Problem details:
Output every record word for word.

Records excerpted from a collection
►

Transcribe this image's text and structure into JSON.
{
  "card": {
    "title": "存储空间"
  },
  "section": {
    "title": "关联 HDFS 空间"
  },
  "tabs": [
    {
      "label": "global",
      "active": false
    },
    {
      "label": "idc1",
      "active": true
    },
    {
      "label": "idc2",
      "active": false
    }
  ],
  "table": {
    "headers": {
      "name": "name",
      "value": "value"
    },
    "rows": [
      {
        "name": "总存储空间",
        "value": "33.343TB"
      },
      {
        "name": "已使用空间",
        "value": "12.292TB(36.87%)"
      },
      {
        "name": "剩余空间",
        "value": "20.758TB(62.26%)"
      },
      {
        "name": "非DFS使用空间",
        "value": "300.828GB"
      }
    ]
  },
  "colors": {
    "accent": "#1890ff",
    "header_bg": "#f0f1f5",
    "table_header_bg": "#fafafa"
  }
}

◄

Written response:
Transcribe this image's text and structure into JSON.
{
  "card": {
    "title": "存储空间"
  },
  "section": {
    "title": "关联 HDFS 空间"
  },
  "tabs": [
    {
      "label": "global",
      "active": false
    },
    {
      "label": "idc1",
      "active": true
    },
    {
      "label": "idc2",
      "active": false
    }
  ],
  "table": {
    "headers": {
      "name": "name",
      "value": "value"
    },
    "rows": [
      {
        "name": "总存储空间",
        "value": "33.343TB"
      },
      {
        "name": "已使用空间",
        "value": "12.292TB(36.87%)"
      },
      {
        "name": "剩余空间",
        "value": "20.758TB(62.26%)"
      },
      {
        "name": "非DFS使用空间",
        "value": "300.828GB"
      }
    ]
  },
  "colors": {
    "accent": "#1890ff",
    "header_bg": "#f0f1f5",
    "table_header_bg": "#fafafa"
  }
}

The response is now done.